Go through the entries below and copy each line containing the word "during".

★ ★ ★ ★ ★ ★ ★

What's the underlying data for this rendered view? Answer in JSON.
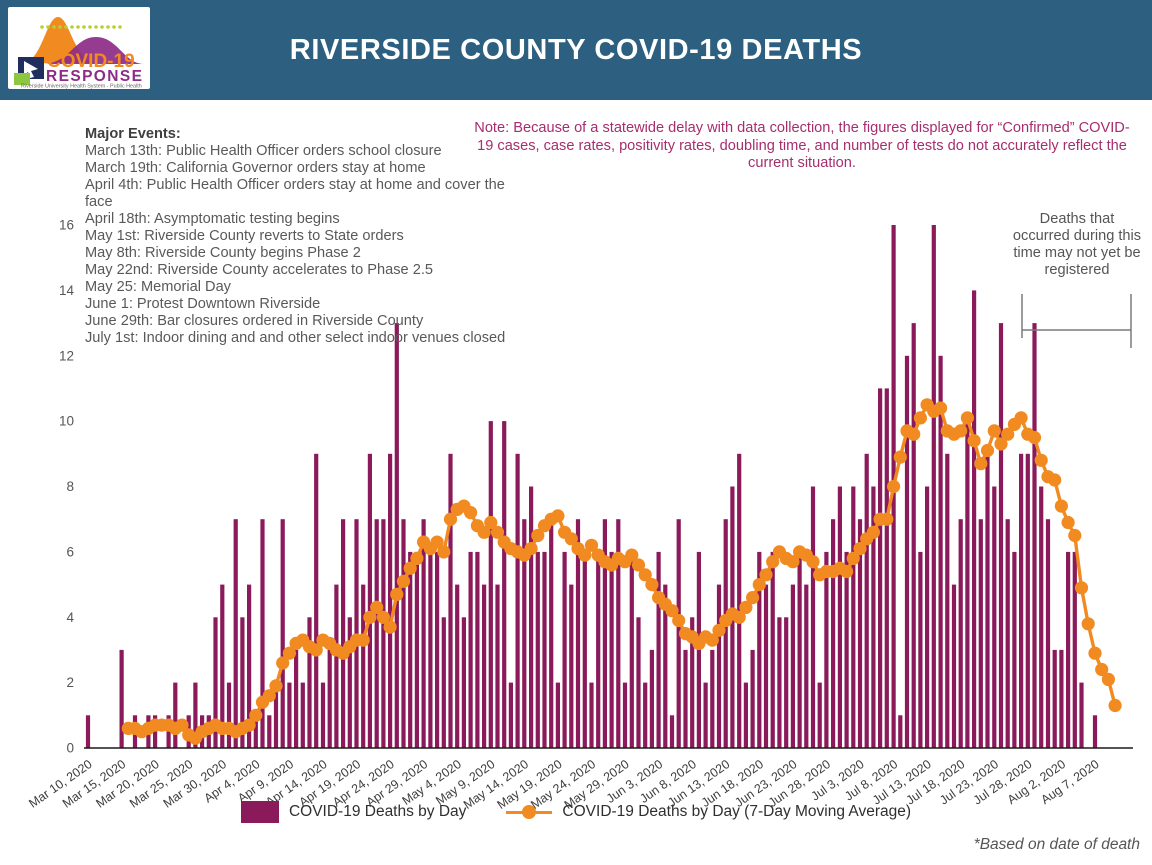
{
  "header": {
    "title": "RIVERSIDE COUNTY COVID-19 DEATHS",
    "logo": {
      "line1": "COVID-19",
      "line2": "RESPONSE",
      "tagline": "Riverside University Health System - Public Health"
    }
  },
  "major_events": {
    "heading": "Major Events:",
    "items": [
      "March 13th: Public Health Officer orders school closure",
      "March 19th: California Governor orders stay at home",
      "April 4th: Public Health Officer orders stay at home and cover the face",
      "April 18th: Asymptomatic testing begins",
      "May 1st: Riverside County reverts to State orders",
      "May 8th: Riverside County begins Phase 2",
      "May 22nd: Riverside County accelerates to Phase 2.5",
      "May 25: Memorial Day",
      "June 1: Protest Downtown Riverside",
      "June 29th: Bar closures ordered in Riverside County",
      "July 1st: Indoor dining and and other select indoor venues closed"
    ]
  },
  "note": "Note: Because of a statewide delay with data collection, the figures displayed for “Confirmed” COVID-19 cases, case rates, positivity rates, doubling time, and number of tests do not accurately reflect the current situation.",
  "annotation": "Deaths that occurred during this time may not yet be registered",
  "legend": {
    "bars_label": "COVID-19 Deaths by Day",
    "line_label": "COVID-19 Deaths by Day (7-Day Moving Average)"
  },
  "footnote": "*Based on date of death",
  "colors": {
    "header_bg": "#2D5F80",
    "bar": "#8B1A5B",
    "line": "#F18A20",
    "note_text": "#A62D6E",
    "axis_text": "#3D3D3D",
    "gray_text": "#595959",
    "logo_orange": "#F18A20",
    "logo_purple": "#8D2B87",
    "logo_green": "#B9CF35",
    "logo_navy": "#1F2E5C"
  },
  "chart_data": {
    "type": "bar",
    "title": "RIVERSIDE COUNTY COVID-19 DEATHS",
    "xlabel": "",
    "ylabel": "",
    "ylim": [
      0,
      16
    ],
    "yticks": [
      0,
      2,
      4,
      6,
      8,
      10,
      12,
      14,
      16
    ],
    "grid": false,
    "legend_position": "bottom",
    "start_date": "2020-03-10",
    "tick_interval_days": 5,
    "x_tick_labels": [
      "Mar 10, 2020",
      "Mar 15, 2020",
      "Mar 20, 2020",
      "Mar 25, 2020",
      "Mar 30, 2020",
      "Apr 4, 2020",
      "Apr 9, 2020",
      "Apr 14, 2020",
      "Apr 19, 2020",
      "Apr 24, 2020",
      "Apr 29, 2020",
      "May 4, 2020",
      "May 9, 2020",
      "May 14, 2020",
      "May 19, 2020",
      "May 24, 2020",
      "May 29, 2020",
      "Jun 3, 2020",
      "Jun 8, 2020",
      "Jun 13, 2020",
      "Jun 18, 2020",
      "Jun 23, 2020",
      "Jun 28, 2020",
      "Jul 3, 2020",
      "Jul 8, 2020",
      "Jul 13, 2020",
      "Jul 18, 2020",
      "Jul 23, 2020",
      "Jul 28, 2020",
      "Aug 2, 2020",
      "Aug 7, 2020"
    ],
    "series": [
      {
        "name": "COVID-19 Deaths by Day",
        "type": "bar",
        "values": [
          1,
          0,
          0,
          0,
          0,
          3,
          0,
          1,
          0,
          1,
          1,
          0,
          1,
          2,
          0,
          1,
          2,
          1,
          1,
          4,
          5,
          2,
          7,
          4,
          5,
          1,
          7,
          1,
          2,
          7,
          2,
          3,
          2,
          4,
          9,
          2,
          3,
          5,
          7,
          4,
          7,
          5,
          9,
          7,
          7,
          9,
          13,
          7,
          6,
          6,
          7,
          6,
          6,
          4,
          9,
          5,
          4,
          6,
          6,
          5,
          10,
          5,
          10,
          2,
          9,
          7,
          8,
          6,
          6,
          7,
          2,
          6,
          5,
          7,
          6,
          2,
          6,
          7,
          6,
          7,
          2,
          6,
          4,
          2,
          3,
          6,
          5,
          1,
          7,
          3,
          4,
          6,
          2,
          3,
          5,
          7,
          8,
          9,
          2,
          3,
          6,
          5,
          6,
          4,
          4,
          5,
          6,
          5,
          8,
          2,
          6,
          7,
          8,
          6,
          8,
          7,
          9,
          8,
          11,
          11,
          16,
          1,
          12,
          13,
          6,
          8,
          16,
          12,
          9,
          5,
          7,
          10,
          14,
          7,
          9,
          8,
          13,
          7,
          6,
          9,
          9,
          13,
          8,
          7,
          3,
          3,
          6,
          6,
          2,
          0,
          1,
          0,
          0,
          0
        ]
      },
      {
        "name": "COVID-19 Deaths by Day (7-Day Moving Average)",
        "type": "line",
        "values": [
          null,
          null,
          null,
          null,
          null,
          null,
          0.6,
          0.6,
          0.5,
          0.6,
          0.7,
          0.7,
          0.7,
          0.6,
          0.7,
          0.4,
          0.3,
          0.5,
          0.6,
          0.7,
          0.6,
          0.6,
          0.5,
          0.6,
          0.7,
          1.0,
          1.4,
          1.6,
          1.9,
          2.6,
          2.9,
          3.2,
          3.3,
          3.1,
          3.0,
          3.3,
          3.2,
          3.0,
          2.9,
          3.1,
          3.3,
          3.3,
          4.0,
          4.3,
          4.0,
          3.7,
          4.7,
          5.1,
          5.5,
          5.8,
          6.3,
          6.1,
          6.3,
          6.0,
          7.0,
          7.3,
          7.4,
          7.2,
          6.8,
          6.6,
          6.9,
          6.6,
          6.3,
          6.1,
          6.0,
          5.9,
          6.1,
          6.5,
          6.8,
          7.0,
          7.1,
          6.6,
          6.4,
          6.1,
          5.9,
          6.2,
          5.9,
          5.7,
          5.6,
          5.8,
          5.7,
          5.9,
          5.6,
          5.3,
          5.0,
          4.6,
          4.4,
          4.2,
          3.9,
          3.5,
          3.4,
          3.2,
          3.4,
          3.3,
          3.6,
          3.9,
          4.1,
          4.0,
          4.3,
          4.6,
          5.0,
          5.3,
          5.7,
          6.0,
          5.8,
          5.7,
          6.0,
          5.9,
          5.7,
          5.3,
          5.4,
          5.4,
          5.5,
          5.4,
          5.8,
          6.1,
          6.4,
          6.6,
          7.0,
          7.0,
          8.0,
          8.9,
          9.7,
          9.6,
          10.1,
          10.5,
          10.3,
          10.4,
          9.7,
          9.6,
          9.7,
          10.1,
          9.4,
          8.7,
          9.1,
          9.7,
          9.3,
          9.6,
          9.9,
          10.1,
          9.6,
          9.5,
          8.8,
          8.3,
          8.2,
          7.4,
          6.9,
          6.5,
          4.9,
          3.8,
          2.9,
          2.4,
          2.1,
          1.3
        ]
      }
    ],
    "annotations": [
      {
        "text": "Deaths that occurred during this time may not yet be registered",
        "x_range_labels": [
          "Jul 27, 2020",
          "Aug 12, 2020"
        ]
      }
    ],
    "footnote": "*Based on date of death"
  }
}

★ ★ ★ ★ ★ ★ ★

- [RESPONSE TO THE TASK]:
  "annotation": "Deaths that occurred during this time may not yet be registered",
        "text": "Deaths that occurred during this time may not yet be registered",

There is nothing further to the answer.